■ Available records:
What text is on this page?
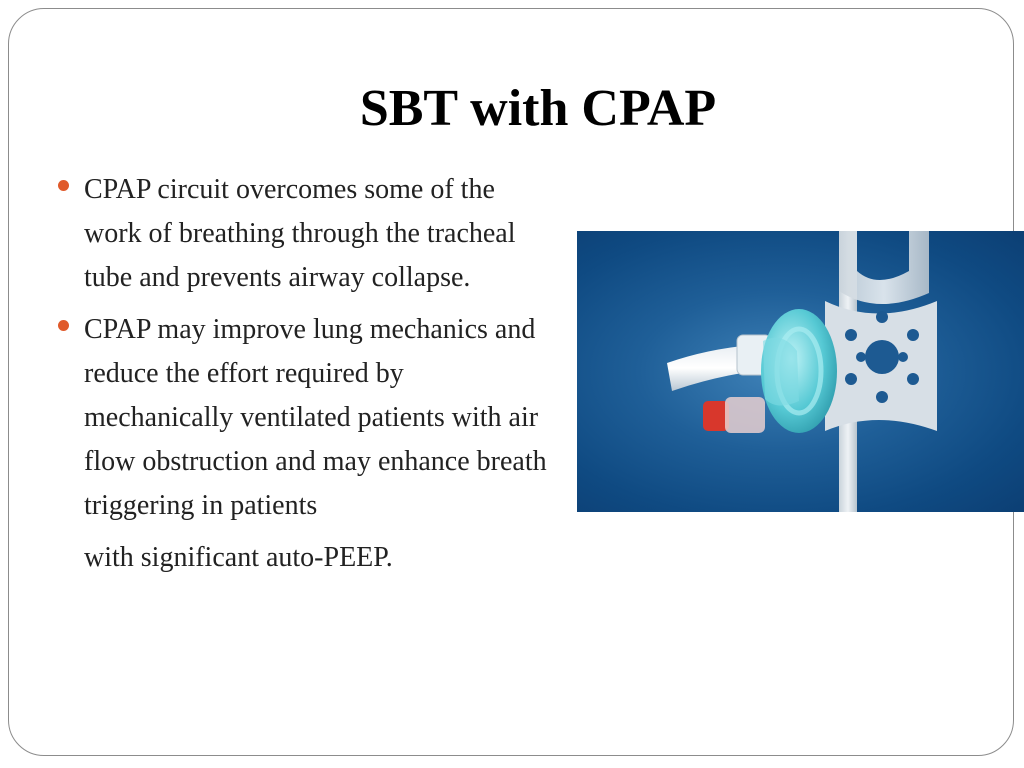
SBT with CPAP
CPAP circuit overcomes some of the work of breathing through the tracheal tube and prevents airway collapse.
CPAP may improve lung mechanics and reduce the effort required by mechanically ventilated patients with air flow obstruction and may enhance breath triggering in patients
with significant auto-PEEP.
==
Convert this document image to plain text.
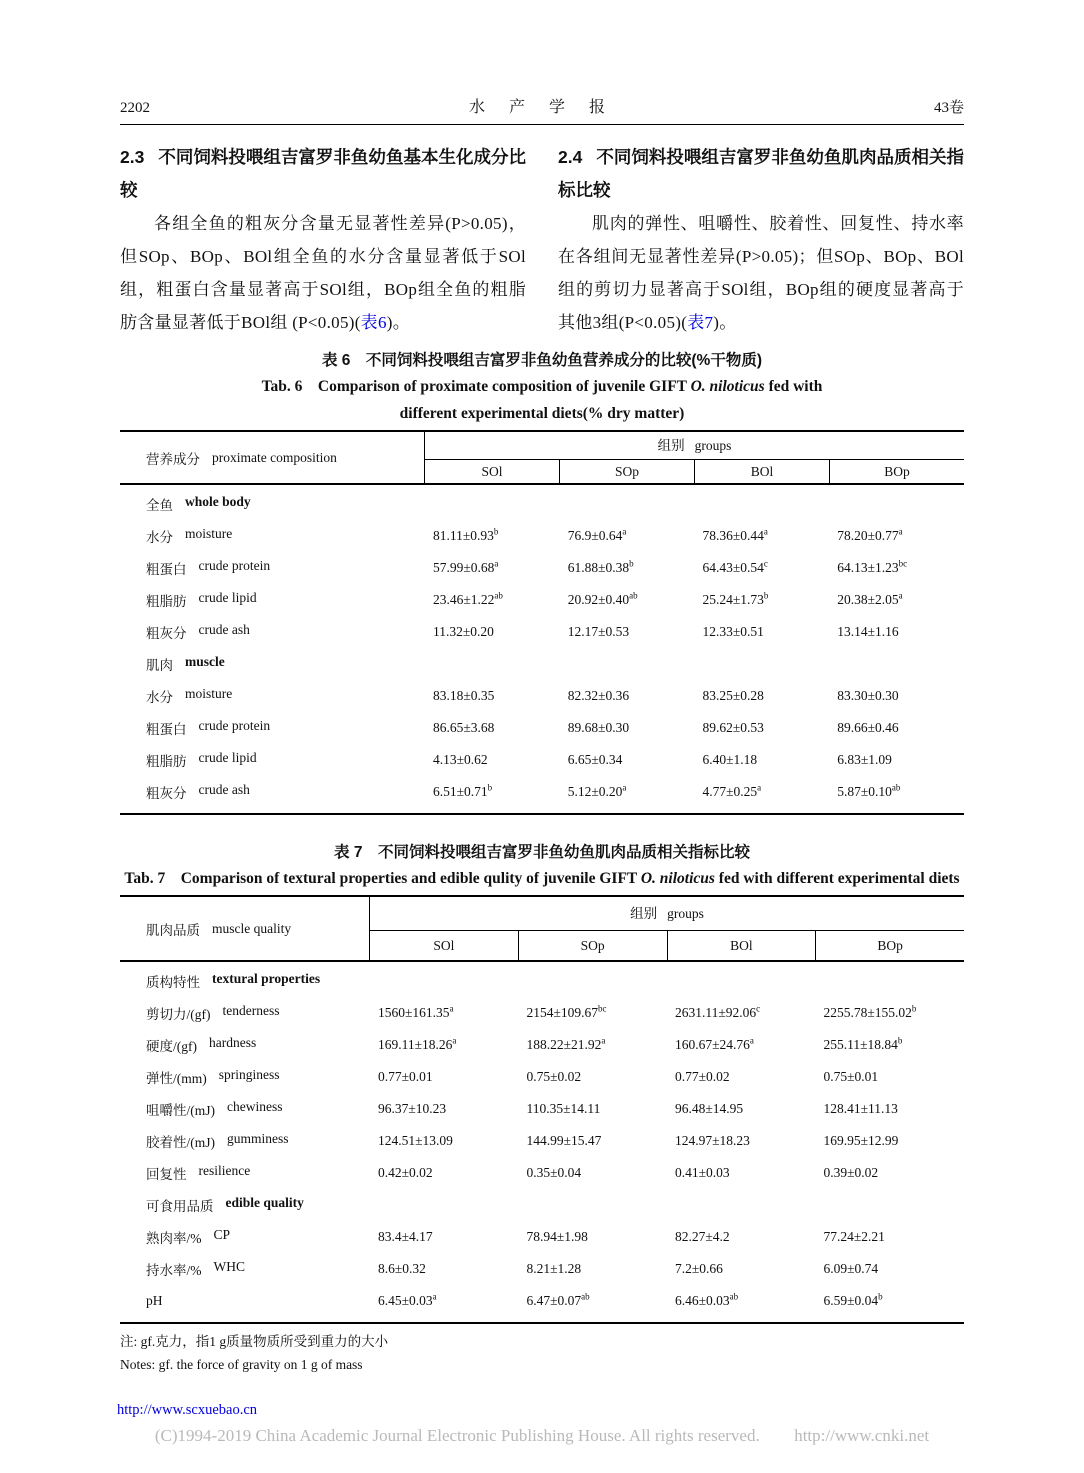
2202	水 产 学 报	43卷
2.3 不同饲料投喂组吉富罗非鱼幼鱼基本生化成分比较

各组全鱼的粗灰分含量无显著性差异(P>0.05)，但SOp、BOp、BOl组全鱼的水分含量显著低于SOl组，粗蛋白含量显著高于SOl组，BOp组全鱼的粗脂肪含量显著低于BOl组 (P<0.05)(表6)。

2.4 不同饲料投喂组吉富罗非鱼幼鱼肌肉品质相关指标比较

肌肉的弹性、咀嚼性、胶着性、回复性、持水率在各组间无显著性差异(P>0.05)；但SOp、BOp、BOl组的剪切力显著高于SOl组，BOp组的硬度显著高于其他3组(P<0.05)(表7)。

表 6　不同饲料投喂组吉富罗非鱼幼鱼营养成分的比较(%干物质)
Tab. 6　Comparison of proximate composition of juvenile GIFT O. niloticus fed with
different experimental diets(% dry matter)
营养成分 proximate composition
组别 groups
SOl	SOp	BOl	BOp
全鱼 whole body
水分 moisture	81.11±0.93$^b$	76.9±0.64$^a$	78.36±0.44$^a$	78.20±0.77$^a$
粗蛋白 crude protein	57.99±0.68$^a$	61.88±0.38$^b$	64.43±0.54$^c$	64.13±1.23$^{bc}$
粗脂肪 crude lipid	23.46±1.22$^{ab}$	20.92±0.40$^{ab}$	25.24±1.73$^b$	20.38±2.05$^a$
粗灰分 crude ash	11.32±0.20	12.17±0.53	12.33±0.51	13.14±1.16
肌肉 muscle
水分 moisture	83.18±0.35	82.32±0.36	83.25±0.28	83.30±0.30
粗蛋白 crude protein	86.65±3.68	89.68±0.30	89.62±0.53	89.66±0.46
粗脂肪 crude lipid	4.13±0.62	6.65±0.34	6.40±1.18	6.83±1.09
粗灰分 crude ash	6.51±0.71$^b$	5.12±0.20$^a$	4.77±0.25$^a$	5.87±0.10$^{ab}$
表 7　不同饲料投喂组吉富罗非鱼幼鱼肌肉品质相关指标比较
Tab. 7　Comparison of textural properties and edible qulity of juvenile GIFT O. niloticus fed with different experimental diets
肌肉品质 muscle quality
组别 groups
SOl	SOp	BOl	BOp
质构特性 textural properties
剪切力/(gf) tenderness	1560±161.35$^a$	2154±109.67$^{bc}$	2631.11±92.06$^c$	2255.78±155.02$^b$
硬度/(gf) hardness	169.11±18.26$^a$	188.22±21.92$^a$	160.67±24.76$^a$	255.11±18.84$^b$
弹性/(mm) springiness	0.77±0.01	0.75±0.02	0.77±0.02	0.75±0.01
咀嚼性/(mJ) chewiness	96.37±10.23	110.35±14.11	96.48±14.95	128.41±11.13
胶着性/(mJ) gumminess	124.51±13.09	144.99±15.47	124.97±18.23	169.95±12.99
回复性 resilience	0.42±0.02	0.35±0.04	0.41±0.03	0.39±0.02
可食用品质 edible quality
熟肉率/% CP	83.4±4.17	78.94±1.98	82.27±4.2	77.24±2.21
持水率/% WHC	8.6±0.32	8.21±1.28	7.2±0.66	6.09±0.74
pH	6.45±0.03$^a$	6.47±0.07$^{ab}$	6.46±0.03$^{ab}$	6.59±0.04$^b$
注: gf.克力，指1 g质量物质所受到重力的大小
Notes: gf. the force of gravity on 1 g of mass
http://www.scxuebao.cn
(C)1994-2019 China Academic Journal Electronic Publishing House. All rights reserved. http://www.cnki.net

■ Task to carry out:
If a line in the entries above contains "different", include it in the count, then report only the total.

■ Output of the task:
2